═════ RECORDED INFORMATION ═════

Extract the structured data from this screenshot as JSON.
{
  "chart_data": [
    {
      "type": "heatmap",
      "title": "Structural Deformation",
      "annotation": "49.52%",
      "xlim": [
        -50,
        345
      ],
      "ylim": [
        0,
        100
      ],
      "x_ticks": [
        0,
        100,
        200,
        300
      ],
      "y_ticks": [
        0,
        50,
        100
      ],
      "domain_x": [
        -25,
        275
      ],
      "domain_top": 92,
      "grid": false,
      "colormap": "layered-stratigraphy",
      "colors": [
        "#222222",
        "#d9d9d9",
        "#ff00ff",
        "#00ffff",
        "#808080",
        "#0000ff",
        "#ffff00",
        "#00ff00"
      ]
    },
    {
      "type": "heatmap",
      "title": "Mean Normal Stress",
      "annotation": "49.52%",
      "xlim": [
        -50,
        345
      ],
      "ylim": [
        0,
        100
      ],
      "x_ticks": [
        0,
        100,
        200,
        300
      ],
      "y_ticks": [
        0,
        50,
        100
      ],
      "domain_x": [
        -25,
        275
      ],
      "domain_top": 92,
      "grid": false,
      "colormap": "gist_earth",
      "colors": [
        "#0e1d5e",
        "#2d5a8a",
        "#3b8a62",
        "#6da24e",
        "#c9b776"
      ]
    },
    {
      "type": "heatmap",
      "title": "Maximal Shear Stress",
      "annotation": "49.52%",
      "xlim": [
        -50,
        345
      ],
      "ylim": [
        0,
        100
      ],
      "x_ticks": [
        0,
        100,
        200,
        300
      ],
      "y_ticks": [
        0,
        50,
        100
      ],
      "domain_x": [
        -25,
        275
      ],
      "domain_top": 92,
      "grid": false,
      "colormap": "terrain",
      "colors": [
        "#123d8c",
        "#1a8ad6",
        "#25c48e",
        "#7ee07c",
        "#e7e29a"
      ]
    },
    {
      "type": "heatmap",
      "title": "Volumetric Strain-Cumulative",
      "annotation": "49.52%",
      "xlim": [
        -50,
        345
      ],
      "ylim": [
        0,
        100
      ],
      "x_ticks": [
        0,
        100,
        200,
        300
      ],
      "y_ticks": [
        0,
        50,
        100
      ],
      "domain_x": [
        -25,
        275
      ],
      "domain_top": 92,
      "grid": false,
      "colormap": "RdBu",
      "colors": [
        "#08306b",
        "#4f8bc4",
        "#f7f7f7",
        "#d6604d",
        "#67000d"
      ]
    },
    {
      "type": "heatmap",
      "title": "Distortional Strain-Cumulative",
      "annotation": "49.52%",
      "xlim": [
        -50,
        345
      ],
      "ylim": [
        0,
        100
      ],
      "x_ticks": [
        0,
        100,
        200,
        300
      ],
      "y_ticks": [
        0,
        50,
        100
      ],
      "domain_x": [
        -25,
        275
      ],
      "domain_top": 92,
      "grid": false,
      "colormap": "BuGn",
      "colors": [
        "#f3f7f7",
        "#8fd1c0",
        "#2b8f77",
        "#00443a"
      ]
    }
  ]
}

═════

CHALLENGE
Set down the listing above in full, please, exactly as it appears.

THE RESULT
Extract the structured data from this screenshot as JSON.
{
  "chart_data": [
    {
      "type": "heatmap",
      "title": "Structural Deformation",
      "annotation": "49.52%",
      "xlim": [
        -50,
        345
      ],
      "ylim": [
        0,
        100
      ],
      "x_ticks": [
        0,
        100,
        200,
        300
      ],
      "y_ticks": [
        0,
        50,
        100
      ],
      "domain_x": [
        -25,
        275
      ],
      "domain_top": 92,
      "grid": false,
      "colormap": "layered-stratigraphy",
      "colors": [
        "#222222",
        "#d9d9d9",
        "#ff00ff",
        "#00ffff",
        "#808080",
        "#0000ff",
        "#ffff00",
        "#00ff00"
      ]
    },
    {
      "type": "heatmap",
      "title": "Mean Normal Stress",
      "annotation": "49.52%",
      "xlim": [
        -50,
        345
      ],
      "ylim": [
        0,
        100
      ],
      "x_ticks": [
        0,
        100,
        200,
        300
      ],
      "y_ticks": [
        0,
        50,
        100
      ],
      "domain_x": [
        -25,
        275
      ],
      "domain_top": 92,
      "grid": false,
      "colormap": "gist_earth",
      "colors": [
        "#0e1d5e",
        "#2d5a8a",
        "#3b8a62",
        "#6da24e",
        "#c9b776"
      ]
    },
    {
      "type": "heatmap",
      "title": "Maximal Shear Stress",
      "annotation": "49.52%",
      "xlim": [
        -50,
        345
      ],
      "ylim": [
        0,
        100
      ],
      "x_ticks": [
        0,
        100,
        200,
        300
      ],
      "y_ticks": [
        0,
        50,
        100
      ],
      "domain_x": [
        -25,
        275
      ],
      "domain_top": 92,
      "grid": false,
      "colormap": "terrain",
      "colors": [
        "#123d8c",
        "#1a8ad6",
        "#25c48e",
        "#7ee07c",
        "#e7e29a"
      ]
    },
    {
      "type": "heatmap",
      "title": "Volumetric Strain-Cumulative",
      "annotation": "49.52%",
      "xlim": [
        -50,
        345
      ],
      "ylim": [
        0,
        100
      ],
      "x_ticks": [
        0,
        100,
        200,
        300
      ],
      "y_ticks": [
        0,
        50,
        100
      ],
      "domain_x": [
        -25,
        275
      ],
      "domain_top": 92,
      "grid": false,
      "colormap": "RdBu",
      "colors": [
        "#08306b",
        "#4f8bc4",
        "#f7f7f7",
        "#d6604d",
        "#67000d"
      ]
    },
    {
      "type": "heatmap",
      "title": "Distortional Strain-Cumulative",
      "annotation": "49.52%",
      "xlim": [
        -50,
        345
      ],
      "ylim": [
        0,
        100
      ],
      "x_ticks": [
        0,
        100,
        200,
        300
      ],
      "y_ticks": [
        0,
        50,
        100
      ],
      "domain_x": [
        -25,
        275
      ],
      "domain_top": 92,
      "grid": false,
      "colormap": "BuGn",
      "colors": [
        "#f3f7f7",
        "#8fd1c0",
        "#2b8f77",
        "#00443a"
      ]
    }
  ]
}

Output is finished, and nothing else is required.